begin ENTRIES SHOWN
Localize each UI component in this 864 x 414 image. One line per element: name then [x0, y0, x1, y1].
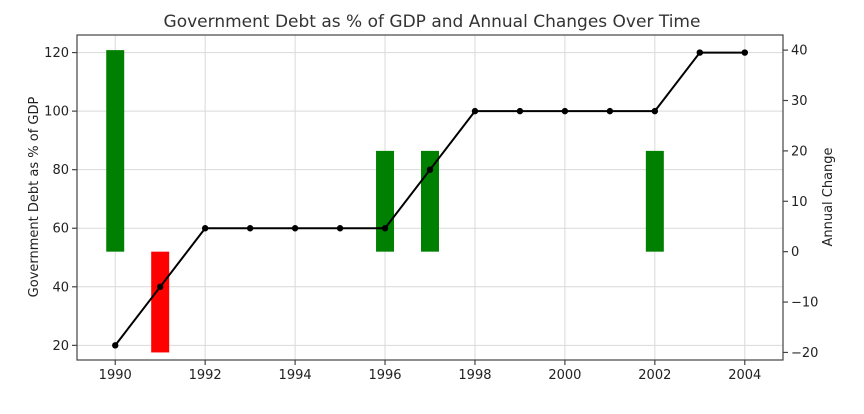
- data-point: [651, 107, 659, 115]
- x-tick-label: 1998: [458, 368, 491, 383]
- grid: [77, 35, 783, 360]
- data-point: [336, 225, 344, 232]
- data-point: [741, 49, 748, 56]
- plot-frame: [76, 34, 784, 361]
- y-left-tick-label: 120: [44, 46, 69, 61]
- data-point: [561, 107, 569, 115]
- data-point: [201, 225, 209, 232]
- y-right-tick-label: 0: [791, 245, 799, 260]
- data-point: [291, 225, 299, 232]
- data-point: [381, 225, 389, 232]
- chart-title: Government Debt as % of GDP and Annual C…: [164, 12, 701, 32]
- y-left-tick-label: 60: [52, 222, 69, 237]
- y-right-tick-label: −20: [791, 346, 818, 361]
- y-left-tick-label: 100: [44, 105, 69, 120]
- y-left-tick-label: 20: [52, 339, 69, 354]
- x-tick-label: 1990: [99, 368, 132, 383]
- y-right-tick-label: 40: [791, 44, 808, 59]
- x-tick-label: 1992: [189, 368, 222, 383]
- x-tick-label: 2004: [728, 368, 761, 383]
- bar: [106, 50, 125, 252]
- x-tick-label: 2002: [638, 368, 671, 383]
- data-point: [606, 107, 614, 115]
- data-point: [246, 225, 254, 232]
- x-tick-label: 1996: [368, 368, 401, 383]
- x-tick-label: 1994: [279, 368, 312, 383]
- right-axis-label: Annual Change: [821, 147, 836, 246]
- bar-series: [106, 50, 664, 353]
- data-point: [156, 283, 164, 291]
- data-point: [112, 342, 119, 349]
- data-point: [426, 166, 434, 173]
- y-right-tick-label: −10: [791, 296, 818, 311]
- bar: [421, 150, 439, 252]
- bar: [645, 150, 664, 252]
- line-series: [112, 49, 748, 349]
- y-right-tick-label: 30: [791, 94, 808, 109]
- y-right-tick-label: 20: [791, 144, 808, 159]
- y-right-tick-label: 10: [791, 195, 808, 210]
- bar: [151, 251, 170, 353]
- left-axis-label: Government Debt as % of GDP: [27, 97, 42, 298]
- data-point: [516, 107, 524, 115]
- x-tick-label: 2000: [548, 368, 581, 383]
- y-left-tick-label: 80: [52, 163, 69, 178]
- bar: [376, 150, 395, 252]
- data-point: [696, 49, 704, 56]
- y-left-tick-label: 40: [52, 280, 69, 295]
- data-point: [471, 107, 479, 115]
- axes: 1990 1992 1994 1996 1998 2000 2002 2004 20 40 60 80…: [44, 34, 818, 383]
end ENTRIES SHOWN
**WHAT NEEDS TO BE DONE**. Reproduce the records above line for line, leaving out the pictures.

**ANSWER TO THIS TASK**.
Localize each UI component in this 864 x 414 image. One line per element: name then [x0, y0, x1, y1].
- data-point: [651, 107, 659, 115]
- x-tick-label: 1998: [458, 368, 491, 383]
- grid: [77, 35, 783, 360]
- data-point: [336, 225, 344, 232]
- data-point: [741, 49, 748, 56]
- plot-frame: [76, 34, 784, 361]
- y-left-tick-label: 120: [44, 46, 69, 61]
- data-point: [561, 107, 569, 115]
- data-point: [201, 225, 209, 232]
- y-right-tick-label: 0: [791, 245, 799, 260]
- data-point: [291, 225, 299, 232]
- data-point: [381, 225, 389, 232]
- chart-title: Government Debt as % of GDP and Annual C…: [164, 12, 701, 32]
- y-left-tick-label: 60: [52, 222, 69, 237]
- y-right-tick-label: −20: [791, 346, 818, 361]
- y-left-tick-label: 100: [44, 105, 69, 120]
- y-left-tick-label: 20: [52, 339, 69, 354]
- x-tick-label: 1990: [99, 368, 132, 383]
- y-right-tick-label: 40: [791, 44, 808, 59]
- x-tick-label: 1992: [189, 368, 222, 383]
- x-tick-label: 2004: [728, 368, 761, 383]
- bar: [106, 50, 125, 252]
- x-tick-label: 2002: [638, 368, 671, 383]
- data-point: [606, 107, 614, 115]
- data-point: [246, 225, 254, 232]
- x-tick-label: 1996: [368, 368, 401, 383]
- x-tick-label: 1994: [279, 368, 312, 383]
- right-axis-label: Annual Change: [821, 147, 836, 246]
- bar-series: [106, 50, 664, 353]
- data-point: [156, 283, 164, 291]
- data-point: [112, 342, 119, 349]
- data-point: [426, 166, 434, 173]
- y-right-tick-label: −10: [791, 296, 818, 311]
- bar: [421, 150, 439, 252]
- bar: [645, 150, 664, 252]
- line-series: [112, 49, 748, 349]
- y-right-tick-label: 30: [791, 94, 808, 109]
- y-right-tick-label: 20: [791, 144, 808, 159]
- y-right-tick-label: 10: [791, 195, 808, 210]
- bar: [151, 251, 170, 353]
- left-axis-label: Government Debt as % of GDP: [27, 97, 42, 298]
- data-point: [516, 107, 524, 115]
- x-tick-label: 2000: [548, 368, 581, 383]
- y-left-tick-label: 80: [52, 163, 69, 178]
- bar: [376, 150, 395, 252]
- data-point: [696, 49, 704, 56]
- y-left-tick-label: 40: [52, 280, 69, 295]
- data-point: [471, 107, 479, 115]
- axes: 1990 1992 1994 1996 1998 2000 2002 2004 20 40 60 80…: [44, 34, 818, 383]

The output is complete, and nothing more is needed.